Saved data entries
┄┄┄┄┄┄┄┄┄┄
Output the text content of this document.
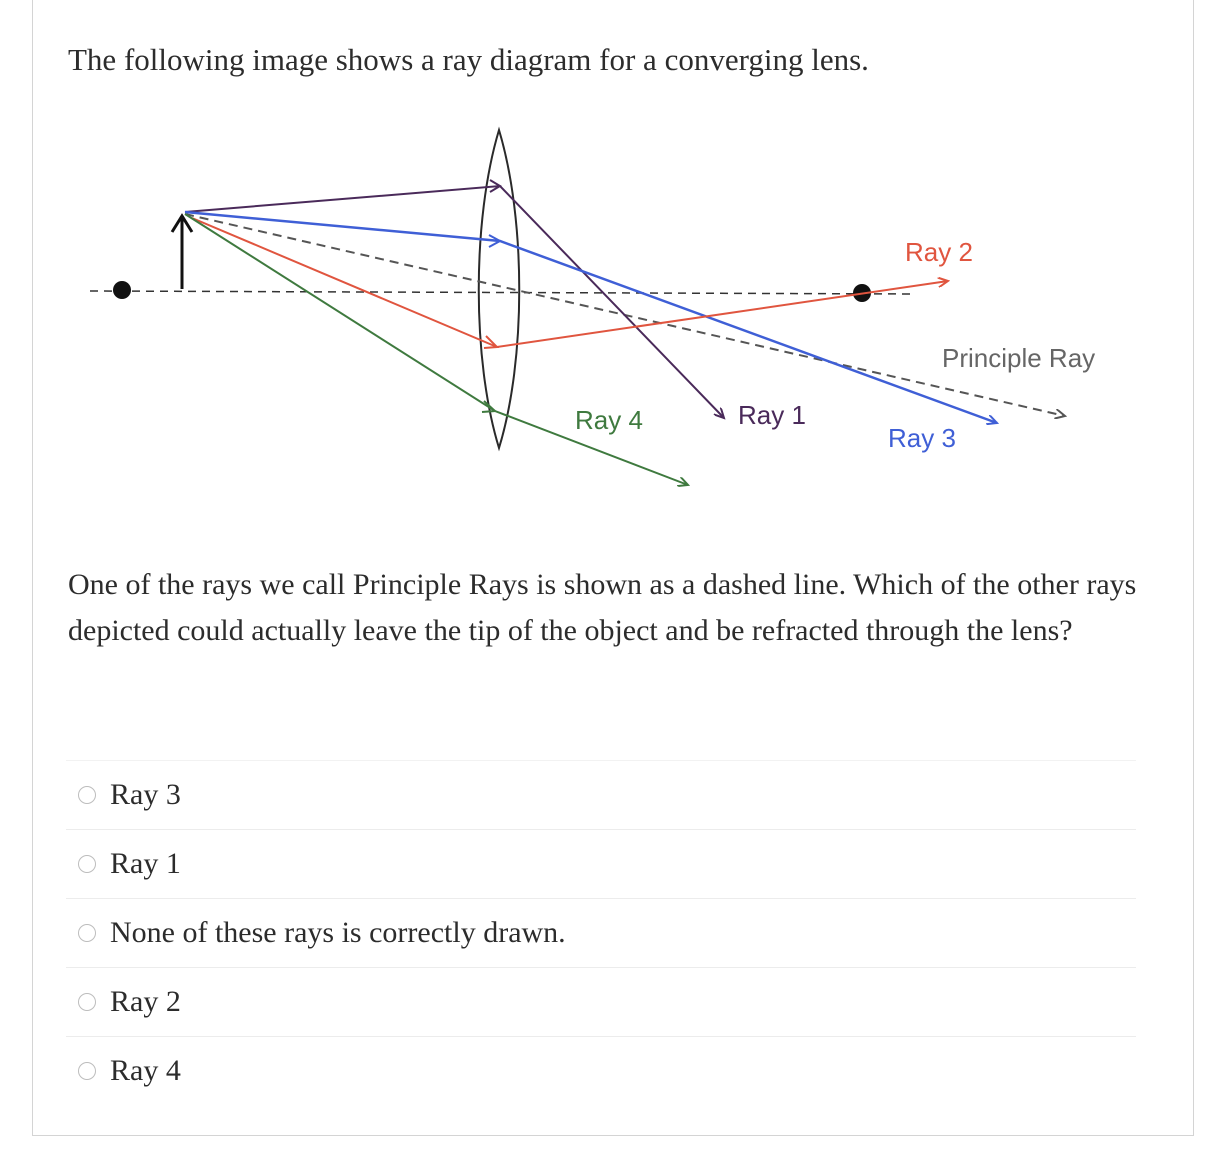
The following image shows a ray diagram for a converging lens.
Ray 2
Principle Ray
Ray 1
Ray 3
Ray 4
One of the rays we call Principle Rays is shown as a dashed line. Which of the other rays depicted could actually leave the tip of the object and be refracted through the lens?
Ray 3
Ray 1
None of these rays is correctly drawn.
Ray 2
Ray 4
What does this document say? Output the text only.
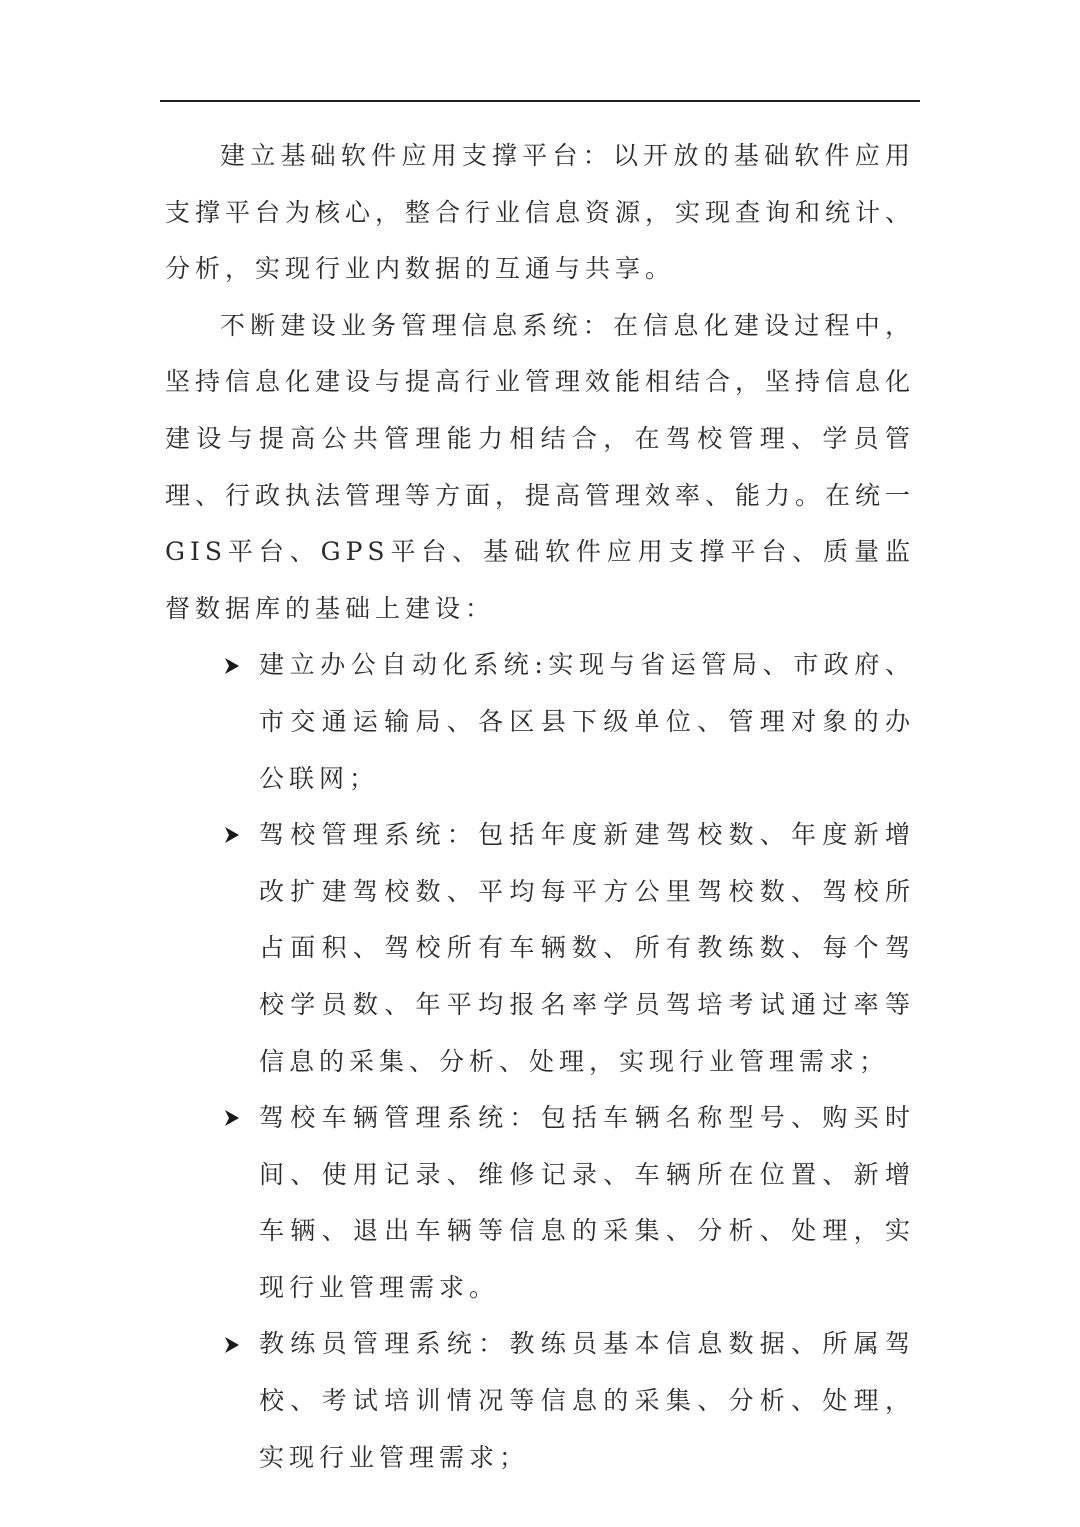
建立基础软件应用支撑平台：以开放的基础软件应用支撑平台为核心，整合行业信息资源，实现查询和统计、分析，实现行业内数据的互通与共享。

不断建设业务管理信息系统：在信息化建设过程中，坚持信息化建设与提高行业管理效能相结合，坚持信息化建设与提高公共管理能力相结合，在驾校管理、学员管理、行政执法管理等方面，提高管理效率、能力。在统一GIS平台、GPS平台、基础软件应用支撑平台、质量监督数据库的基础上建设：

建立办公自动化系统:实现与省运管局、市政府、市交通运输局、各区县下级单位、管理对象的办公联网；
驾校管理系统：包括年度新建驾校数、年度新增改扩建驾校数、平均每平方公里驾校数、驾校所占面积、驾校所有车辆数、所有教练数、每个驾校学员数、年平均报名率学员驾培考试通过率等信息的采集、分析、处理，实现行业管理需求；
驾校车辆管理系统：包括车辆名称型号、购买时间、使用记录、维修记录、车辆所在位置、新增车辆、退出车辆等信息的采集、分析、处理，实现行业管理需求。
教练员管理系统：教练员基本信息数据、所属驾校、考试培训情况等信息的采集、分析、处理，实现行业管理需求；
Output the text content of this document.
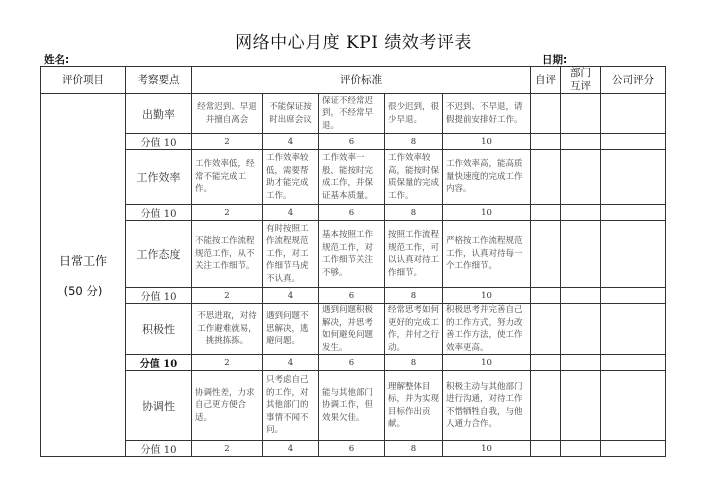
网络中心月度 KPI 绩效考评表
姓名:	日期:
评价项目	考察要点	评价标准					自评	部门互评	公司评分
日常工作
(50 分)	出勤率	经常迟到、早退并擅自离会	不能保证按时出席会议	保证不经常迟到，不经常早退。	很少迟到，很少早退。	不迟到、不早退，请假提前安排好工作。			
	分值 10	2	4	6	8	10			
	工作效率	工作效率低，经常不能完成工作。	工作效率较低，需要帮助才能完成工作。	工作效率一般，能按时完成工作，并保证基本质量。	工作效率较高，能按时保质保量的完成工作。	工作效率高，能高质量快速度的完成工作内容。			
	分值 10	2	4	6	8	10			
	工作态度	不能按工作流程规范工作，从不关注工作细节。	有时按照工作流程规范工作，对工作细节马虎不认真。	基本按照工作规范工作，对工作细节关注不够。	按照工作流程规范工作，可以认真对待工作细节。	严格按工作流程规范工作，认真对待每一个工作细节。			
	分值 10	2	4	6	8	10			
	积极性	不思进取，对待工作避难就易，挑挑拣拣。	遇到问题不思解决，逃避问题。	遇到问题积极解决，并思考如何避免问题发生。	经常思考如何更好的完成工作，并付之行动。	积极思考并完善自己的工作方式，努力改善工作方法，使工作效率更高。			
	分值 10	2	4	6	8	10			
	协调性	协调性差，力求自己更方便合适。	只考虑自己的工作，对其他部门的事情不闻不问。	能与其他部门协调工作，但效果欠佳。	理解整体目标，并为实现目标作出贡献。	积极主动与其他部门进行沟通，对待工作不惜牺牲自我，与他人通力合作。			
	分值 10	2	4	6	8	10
┄┄┄┄┄┄┄┄┄┄
DIRECTIONS
Word for word, quote the full listing, omitting every picture.

ANSWER TO THIS PROBLEM
Output the text content of this document.
The following image shows a ray diagram for a converging lens.
Ray 2
Principle Ray
Ray 1
Ray 3
Ray 4
One of the rays we call Principle Rays is shown as a dashed line. Which of the other rays depicted could actually leave the tip of the object and be refracted through the lens?
Ray 3
Ray 1
None of these rays is correctly drawn.
Ray 2
Ray 4
What does this document say? Output the text only.
建立基础软件应用支撑平台：以开放的基础软件应用支撑平台为核心，整合行业信息资源，实现查询和统计、分析，实现行业内数据的互通与共享。

不断建设业务管理信息系统：在信息化建设过程中，坚持信息化建设与提高行业管理效能相结合，坚持信息化建设与提高公共管理能力相结合，在驾校管理、学员管理、行政执法管理等方面，提高管理效率、能力。在统一GIS平台、GPS平台、基础软件应用支撑平台、质量监督数据库的基础上建设：

建立办公自动化系统:实现与省运管局、市政府、市交通运输局、各区县下级单位、管理对象的办公联网；
驾校管理系统：包括年度新建驾校数、年度新增改扩建驾校数、平均每平方公里驾校数、驾校所占面积、驾校所有车辆数、所有教练数、每个驾校学员数、年平均报名率学员驾培考试通过率等信息的采集、分析、处理，实现行业管理需求；
驾校车辆管理系统：包括车辆名称型号、购买时间、使用记录、维修记录、车辆所在位置、新增车辆、退出车辆等信息的采集、分析、处理，实现行业管理需求。
教练员管理系统：教练员基本信息数据、所属驾校、考试培训情况等信息的采集、分析、处理，实现行业管理需求；
Output the text content of this document.
网络中心月度 KPI 绩效考评表
姓名:	日期:
评价项目	考察要点	评价标准					自评	部门互评	公司评分
日常工作
(50 分)	出勤率	经常迟到、早退并擅自离会	不能保证按时出席会议	保证不经常迟到，不经常早退。	很少迟到，很少早退。	不迟到、不早退，请假提前安排好工作。			
	分值 10	2	4	6	8	10			
	工作效率	工作效率低，经常不能完成工作。	工作效率较低，需要帮助才能完成工作。	工作效率一般，能按时完成工作，并保证基本质量。	工作效率较高，能按时保质保量的完成工作。	工作效率高，能高质量快速度的完成工作内容。			
	分值 10	2	4	6	8	10			
	工作态度	不能按工作流程规范工作，从不关注工作细节。	有时按照工作流程规范工作，对工作细节马虎不认真。	基本按照工作规范工作，对工作细节关注不够。	按照工作流程规范工作，可以认真对待工作细节。	严格按工作流程规范工作，认真对待每一个工作细节。			
	分值 10	2	4	6	8	10			
	积极性	不思进取，对待工作避难就易，挑挑拣拣。	遇到问题不思解决，逃避问题。	遇到问题积极解决，并思考如何避免问题发生。	经常思考如何更好的完成工作，并付之行动。	积极思考并完善自己的工作方式，努力改善工作方法，使工作效率更高。			
	分值 10	2	4	6	8	10			
	协调性	协调性差，力求自己更方便合适。	只考虑自己的工作，对其他部门的事情不闻不问。	能与其他部门协调工作，但效果欠佳。	理解整体目标，并为实现目标作出贡献。	积极主动与其他部门进行沟通，对待工作不惜牺牲自我，与他人通力合作。			
	分值 10	2	4	6	8	10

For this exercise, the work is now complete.